▸ **Written instruction**
Copy out all the lines exactly. Omit pictures.

▸ **Data for this task**

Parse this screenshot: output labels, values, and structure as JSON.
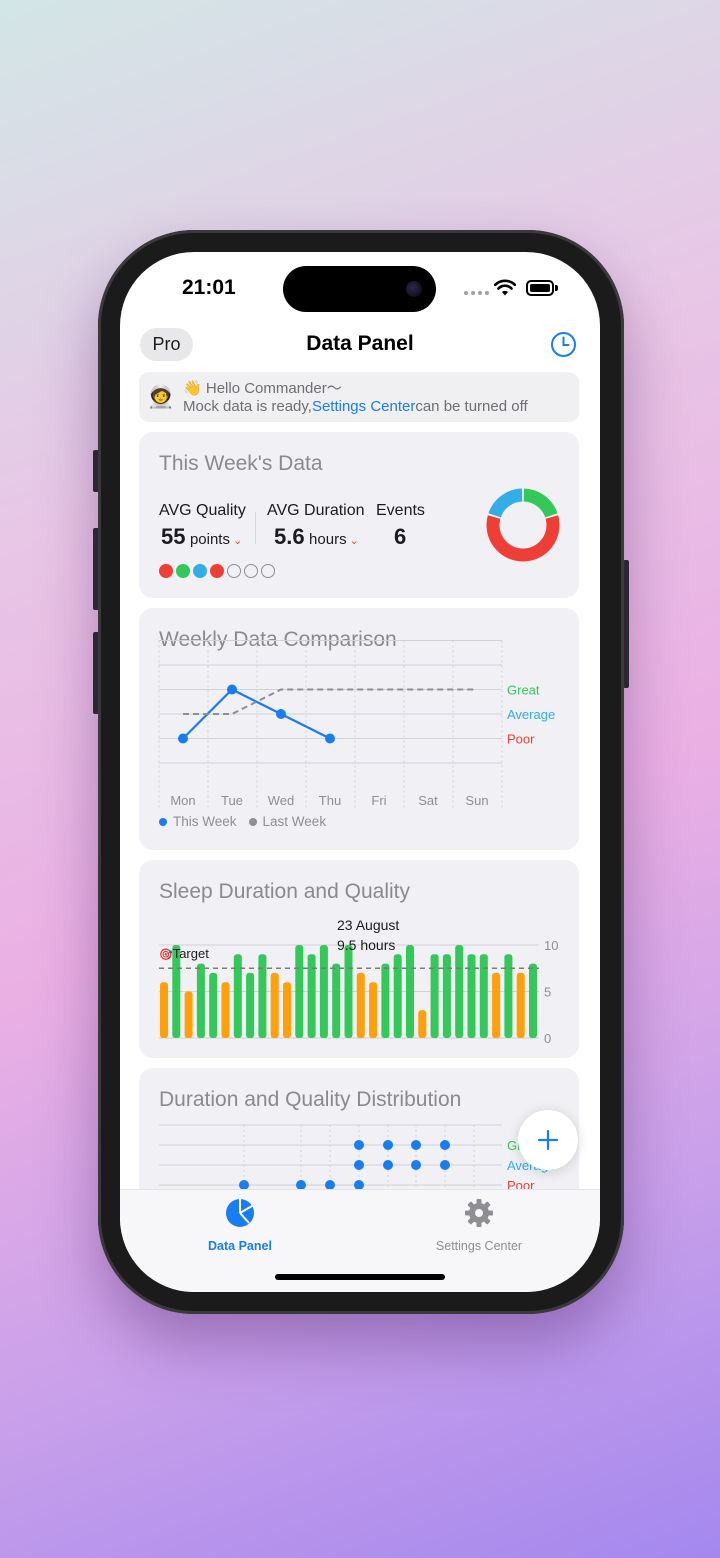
{
  "status_bar": {
    "time": "21:01"
  },
  "header": {
    "pro_label": "Pro",
    "title": "Data Panel",
    "history_icon": "clock-icon"
  },
  "banner": {
    "avatar_emoji": "🧑‍🚀",
    "wave_emoji": "👋",
    "greeting": "Hello Commander～",
    "message_prefix": "Mock data is ready,",
    "link_text": "Settings Center",
    "message_suffix": "can be turned off"
  },
  "weekly_card": {
    "title": "This Week's Data",
    "avg_quality_label": "AVG Quality",
    "avg_quality_value": "55",
    "avg_quality_unit": "points",
    "avg_duration_label": "AVG Duration",
    "avg_duration_value": "5.6",
    "avg_duration_unit": "hours",
    "events_label": "Events",
    "events_value": "6",
    "trend_arrow": "⌄",
    "day_dots": [
      "#ef3e36",
      "#34c759",
      "#32ade6",
      "#ef3e36",
      "empty",
      "empty",
      "empty"
    ],
    "donut_segments": [
      {
        "color": "#34c759",
        "fraction": 0.17
      },
      {
        "color": "#ef3e36",
        "fraction": 0.5
      },
      {
        "color": "#32ade6",
        "fraction": 0.17
      }
    ]
  },
  "comparison_card": {
    "title": "Weekly Data Comparison",
    "quality_labels": [
      {
        "text": "Great",
        "color": "#34c759"
      },
      {
        "text": "Average",
        "color": "#32ade6"
      },
      {
        "text": "Poor",
        "color": "#ef3e36"
      }
    ],
    "legend": [
      {
        "text": "This Week",
        "color": "#1a7cf2"
      },
      {
        "text": "Last Week",
        "color": "#8e8e93"
      }
    ]
  },
  "sleep_card": {
    "title": "Sleep Duration and Quality",
    "tooltip_date": "23 August",
    "tooltip_hours": "9.5 hours",
    "target_label": "Target",
    "target_emoji": "🎯"
  },
  "distribution_card": {
    "title": "Duration and Quality Distribution",
    "quality_labels": [
      {
        "text": "Great",
        "color": "#34c759"
      },
      {
        "text": "Average",
        "color": "#32ade6"
      },
      {
        "text": "Poor",
        "color": "#ef3e36"
      }
    ]
  },
  "tabbar": {
    "tabs": [
      {
        "label": "Data Panel",
        "icon": "pie-chart-icon",
        "active": true
      },
      {
        "label": "Settings Center",
        "icon": "gear-icon",
        "active": false
      }
    ]
  },
  "fab": {
    "icon": "plus-icon"
  },
  "chart_data": [
    {
      "type": "line",
      "categories": [
        "Mon",
        "Tue",
        "Wed",
        "Thu",
        "Fri",
        "Sat",
        "Sun"
      ],
      "y_categories": [
        "Poor",
        "Average",
        "Great"
      ],
      "series": [
        {
          "name": "This Week",
          "values": [
            1,
            3,
            2,
            1,
            null,
            null,
            null
          ],
          "color": "#1a7cf2"
        },
        {
          "name": "Last Week",
          "values": [
            2,
            2,
            3,
            3,
            3,
            3,
            3
          ],
          "color": "#8e8e93",
          "dashed": true
        }
      ]
    },
    {
      "type": "bar",
      "ylim": [
        0,
        10
      ],
      "y_ticks": [
        0,
        5,
        10
      ],
      "target": 7.5,
      "values": [
        6,
        10,
        5,
        8,
        7,
        6,
        9,
        7,
        9,
        7,
        6,
        10,
        9,
        10,
        8,
        10,
        7,
        6,
        8,
        9,
        10,
        3,
        9,
        9,
        10,
        9,
        9,
        7,
        9,
        7,
        8
      ],
      "quality": [
        "a",
        "g",
        "a",
        "g",
        "g",
        "a",
        "g",
        "g",
        "g",
        "a",
        "a",
        "g",
        "g",
        "g",
        "g",
        "g",
        "a",
        "a",
        "g",
        "g",
        "g",
        "a",
        "g",
        "g",
        "g",
        "g",
        "g",
        "a",
        "g",
        "a",
        "g"
      ]
    },
    {
      "type": "scatter",
      "y_categories": [
        "Poor",
        "Average",
        "Great"
      ]
    }
  ]
}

▸ **Written answer**
Parse this screenshot: output labels, values, and structure as JSON.
{
  "status_bar": {
    "time": "21:01"
  },
  "header": {
    "pro_label": "Pro",
    "title": "Data Panel",
    "history_icon": "clock-icon"
  },
  "banner": {
    "avatar_emoji": "🧑‍🚀",
    "wave_emoji": "👋",
    "greeting": "Hello Commander～",
    "message_prefix": "Mock data is ready,",
    "link_text": "Settings Center",
    "message_suffix": "can be turned off"
  },
  "weekly_card": {
    "title": "This Week's Data",
    "avg_quality_label": "AVG Quality",
    "avg_quality_value": "55",
    "avg_quality_unit": "points",
    "avg_duration_label": "AVG Duration",
    "avg_duration_value": "5.6",
    "avg_duration_unit": "hours",
    "events_label": "Events",
    "events_value": "6",
    "trend_arrow": "⌄",
    "day_dots": [
      "#ef3e36",
      "#34c759",
      "#32ade6",
      "#ef3e36",
      "empty",
      "empty",
      "empty"
    ],
    "donut_segments": [
      {
        "color": "#34c759",
        "fraction": 0.17
      },
      {
        "color": "#ef3e36",
        "fraction": 0.5
      },
      {
        "color": "#32ade6",
        "fraction": 0.17
      }
    ]
  },
  "comparison_card": {
    "title": "Weekly Data Comparison",
    "quality_labels": [
      {
        "text": "Great",
        "color": "#34c759"
      },
      {
        "text": "Average",
        "color": "#32ade6"
      },
      {
        "text": "Poor",
        "color": "#ef3e36"
      }
    ],
    "legend": [
      {
        "text": "This Week",
        "color": "#1a7cf2"
      },
      {
        "text": "Last Week",
        "color": "#8e8e93"
      }
    ]
  },
  "sleep_card": {
    "title": "Sleep Duration and Quality",
    "tooltip_date": "23 August",
    "tooltip_hours": "9.5 hours",
    "target_label": "Target",
    "target_emoji": "🎯"
  },
  "distribution_card": {
    "title": "Duration and Quality Distribution",
    "quality_labels": [
      {
        "text": "Great",
        "color": "#34c759"
      },
      {
        "text": "Average",
        "color": "#32ade6"
      },
      {
        "text": "Poor",
        "color": "#ef3e36"
      }
    ]
  },
  "tabbar": {
    "tabs": [
      {
        "label": "Data Panel",
        "icon": "pie-chart-icon",
        "active": true
      },
      {
        "label": "Settings Center",
        "icon": "gear-icon",
        "active": false
      }
    ]
  },
  "fab": {
    "icon": "plus-icon"
  },
  "chart_data": [
    {
      "type": "line",
      "categories": [
        "Mon",
        "Tue",
        "Wed",
        "Thu",
        "Fri",
        "Sat",
        "Sun"
      ],
      "y_categories": [
        "Poor",
        "Average",
        "Great"
      ],
      "series": [
        {
          "name": "This Week",
          "values": [
            1,
            3,
            2,
            1,
            null,
            null,
            null
          ],
          "color": "#1a7cf2"
        },
        {
          "name": "Last Week",
          "values": [
            2,
            2,
            3,
            3,
            3,
            3,
            3
          ],
          "color": "#8e8e93",
          "dashed": true
        }
      ]
    },
    {
      "type": "bar",
      "ylim": [
        0,
        10
      ],
      "y_ticks": [
        0,
        5,
        10
      ],
      "target": 7.5,
      "values": [
        6,
        10,
        5,
        8,
        7,
        6,
        9,
        7,
        9,
        7,
        6,
        10,
        9,
        10,
        8,
        10,
        7,
        6,
        8,
        9,
        10,
        3,
        9,
        9,
        10,
        9,
        9,
        7,
        9,
        7,
        8
      ],
      "quality": [
        "a",
        "g",
        "a",
        "g",
        "g",
        "a",
        "g",
        "g",
        "g",
        "a",
        "a",
        "g",
        "g",
        "g",
        "g",
        "g",
        "a",
        "a",
        "g",
        "g",
        "g",
        "a",
        "g",
        "g",
        "g",
        "g",
        "g",
        "a",
        "g",
        "a",
        "g"
      ]
    },
    {
      "type": "scatter",
      "y_categories": [
        "Poor",
        "Average",
        "Great"
      ]
    }
  ]
}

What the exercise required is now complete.